What you are asked to do:
Write out all of the entries that follow, word for word, but skip the pictures.

Information supplied:
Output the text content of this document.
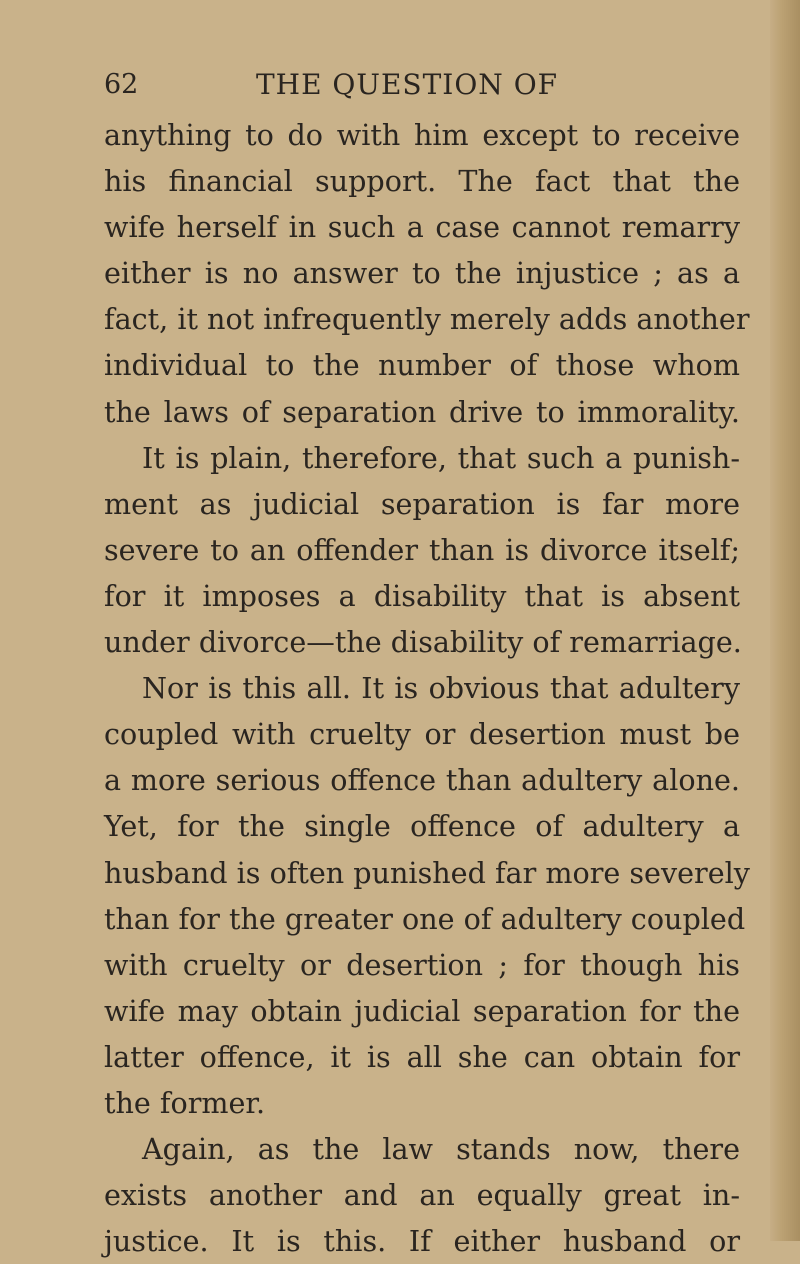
62	THE QUESTION OF
anything to do with him except to receive
his financial support. The fact that the
wife herself in such a case cannot remarry
either is no answer to the injustice ; as a
fact, it not infrequently merely adds another
individual to the number of those whom
the laws of separation drive to immorality.
It is plain, therefore, that such a punish-
ment as judicial separation is far more
severe to an offender than is divorce itself;
for it imposes a disability that is absent
under divorce—the disability of remarriage.
Nor is this all. It is obvious that adultery
coupled with cruelty or desertion must be
a more serious offence than adultery alone.
Yet, for the single offence of adultery a
husband is often punished far more severely
than for the greater one of adultery coupled
with cruelty or desertion ; for though his
wife may obtain judicial separation for the
latter offence, it is all she can obtain for
the former.
Again, as the law stands now, there
exists another and an equally great in-
justice. It is this. If either husband or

Written answer:
Output the text content of this document.
62	THE QUESTION OF
anything to do with him except to receive
his financial support. The fact that the
wife herself in such a case cannot remarry
either is no answer to the injustice ; as a
fact, it not infrequently merely adds another
individual to the number of those whom
the laws of separation drive to immorality.
It is plain, therefore, that such a punish-
ment as judicial separation is far more
severe to an offender than is divorce itself;
for it imposes a disability that is absent
under divorce—the disability of remarriage.
Nor is this all. It is obvious that adultery
coupled with cruelty or desertion must be
a more serious offence than adultery alone.
Yet, for the single offence of adultery a
husband is often punished far more severely
than for the greater one of adultery coupled
with cruelty or desertion ; for though his
wife may obtain judicial separation for the
latter offence, it is all she can obtain for
the former.
Again, as the law stands now, there
exists another and an equally great in-
justice. It is this. If either husband or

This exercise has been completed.